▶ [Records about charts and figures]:
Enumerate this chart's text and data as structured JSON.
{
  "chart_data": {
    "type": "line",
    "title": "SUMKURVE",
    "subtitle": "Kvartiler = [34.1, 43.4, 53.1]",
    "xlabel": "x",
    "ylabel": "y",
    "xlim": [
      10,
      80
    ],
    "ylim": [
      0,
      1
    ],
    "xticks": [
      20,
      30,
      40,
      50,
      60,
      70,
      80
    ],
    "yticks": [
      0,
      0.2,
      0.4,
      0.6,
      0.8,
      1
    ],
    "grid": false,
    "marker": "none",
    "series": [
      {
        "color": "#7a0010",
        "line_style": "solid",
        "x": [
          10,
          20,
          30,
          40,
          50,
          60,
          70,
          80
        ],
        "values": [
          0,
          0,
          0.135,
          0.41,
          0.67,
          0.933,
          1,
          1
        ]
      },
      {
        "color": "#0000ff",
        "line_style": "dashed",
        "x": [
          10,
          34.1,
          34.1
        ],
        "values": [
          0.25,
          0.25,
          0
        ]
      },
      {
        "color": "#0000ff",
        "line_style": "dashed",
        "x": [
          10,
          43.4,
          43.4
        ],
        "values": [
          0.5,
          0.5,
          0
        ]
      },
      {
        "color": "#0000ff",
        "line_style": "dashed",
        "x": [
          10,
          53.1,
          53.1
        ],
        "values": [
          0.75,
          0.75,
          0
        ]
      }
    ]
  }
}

--

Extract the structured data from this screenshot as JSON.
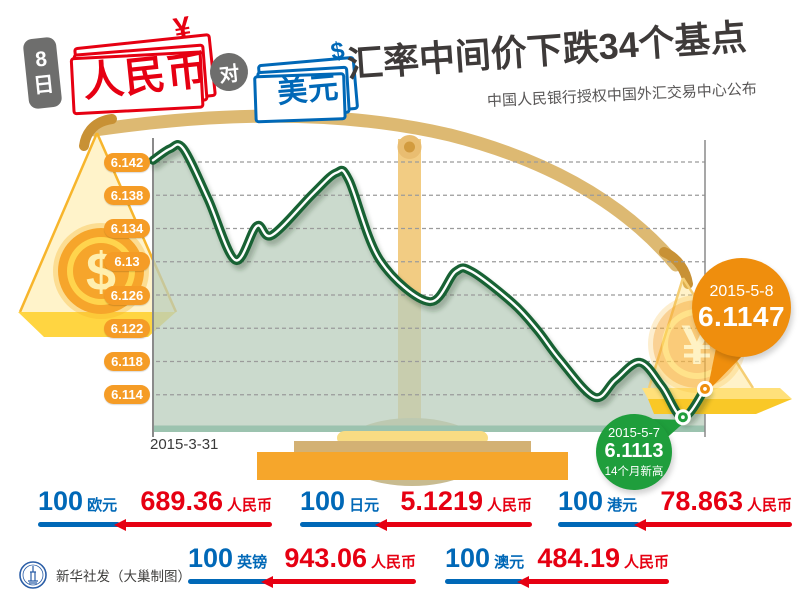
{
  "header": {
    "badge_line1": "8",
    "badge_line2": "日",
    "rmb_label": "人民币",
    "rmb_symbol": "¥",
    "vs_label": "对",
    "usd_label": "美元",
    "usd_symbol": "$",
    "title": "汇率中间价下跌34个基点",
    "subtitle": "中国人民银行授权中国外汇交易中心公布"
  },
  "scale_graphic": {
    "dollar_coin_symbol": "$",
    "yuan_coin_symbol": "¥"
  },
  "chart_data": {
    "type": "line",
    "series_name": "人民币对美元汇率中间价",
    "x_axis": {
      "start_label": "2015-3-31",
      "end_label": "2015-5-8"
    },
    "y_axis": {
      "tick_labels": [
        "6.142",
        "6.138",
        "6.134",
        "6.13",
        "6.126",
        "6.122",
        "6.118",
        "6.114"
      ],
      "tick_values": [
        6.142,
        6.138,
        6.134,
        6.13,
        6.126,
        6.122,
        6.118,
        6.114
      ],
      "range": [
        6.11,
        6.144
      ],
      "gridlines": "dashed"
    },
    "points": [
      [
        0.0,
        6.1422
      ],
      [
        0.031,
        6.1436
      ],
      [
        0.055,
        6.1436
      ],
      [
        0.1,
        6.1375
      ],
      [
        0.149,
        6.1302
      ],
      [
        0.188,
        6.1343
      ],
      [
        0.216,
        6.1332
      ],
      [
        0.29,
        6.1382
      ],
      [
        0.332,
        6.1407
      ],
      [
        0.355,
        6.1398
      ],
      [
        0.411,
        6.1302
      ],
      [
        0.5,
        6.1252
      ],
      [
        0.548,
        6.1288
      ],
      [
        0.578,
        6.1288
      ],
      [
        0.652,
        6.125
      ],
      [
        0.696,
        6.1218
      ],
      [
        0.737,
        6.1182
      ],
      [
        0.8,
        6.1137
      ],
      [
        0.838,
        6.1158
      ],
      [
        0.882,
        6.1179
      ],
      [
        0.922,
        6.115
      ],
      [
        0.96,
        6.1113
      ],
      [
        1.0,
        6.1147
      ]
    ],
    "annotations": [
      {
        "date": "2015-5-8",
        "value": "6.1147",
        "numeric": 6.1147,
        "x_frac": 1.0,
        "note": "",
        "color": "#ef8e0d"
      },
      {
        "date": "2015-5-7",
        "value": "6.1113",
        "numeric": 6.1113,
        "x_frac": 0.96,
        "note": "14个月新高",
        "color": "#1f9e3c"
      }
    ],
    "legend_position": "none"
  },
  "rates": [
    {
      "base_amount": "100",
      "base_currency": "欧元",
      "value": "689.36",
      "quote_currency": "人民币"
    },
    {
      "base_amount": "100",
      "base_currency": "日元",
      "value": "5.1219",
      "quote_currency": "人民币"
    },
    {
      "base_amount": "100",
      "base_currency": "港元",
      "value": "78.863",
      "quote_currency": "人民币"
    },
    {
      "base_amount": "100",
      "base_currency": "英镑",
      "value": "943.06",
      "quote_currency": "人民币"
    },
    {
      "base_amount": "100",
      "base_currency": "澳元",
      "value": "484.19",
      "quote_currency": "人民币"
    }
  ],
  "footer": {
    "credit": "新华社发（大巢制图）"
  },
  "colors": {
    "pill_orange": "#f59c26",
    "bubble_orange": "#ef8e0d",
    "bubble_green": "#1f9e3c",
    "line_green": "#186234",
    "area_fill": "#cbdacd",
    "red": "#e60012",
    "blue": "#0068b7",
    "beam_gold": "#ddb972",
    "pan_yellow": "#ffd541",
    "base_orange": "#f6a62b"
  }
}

▶ [GIVEN INSTRUCTION]:
Search the entries for the word "subtitle" and pick out every line that holds it.

▶ [WRITTEN SOLUTION]:
    "subtitle": "Kvartiler = [34.1, 43.4, 53.1]",
    "subtitle": "中国人民银行授权中国外汇交易中心公布"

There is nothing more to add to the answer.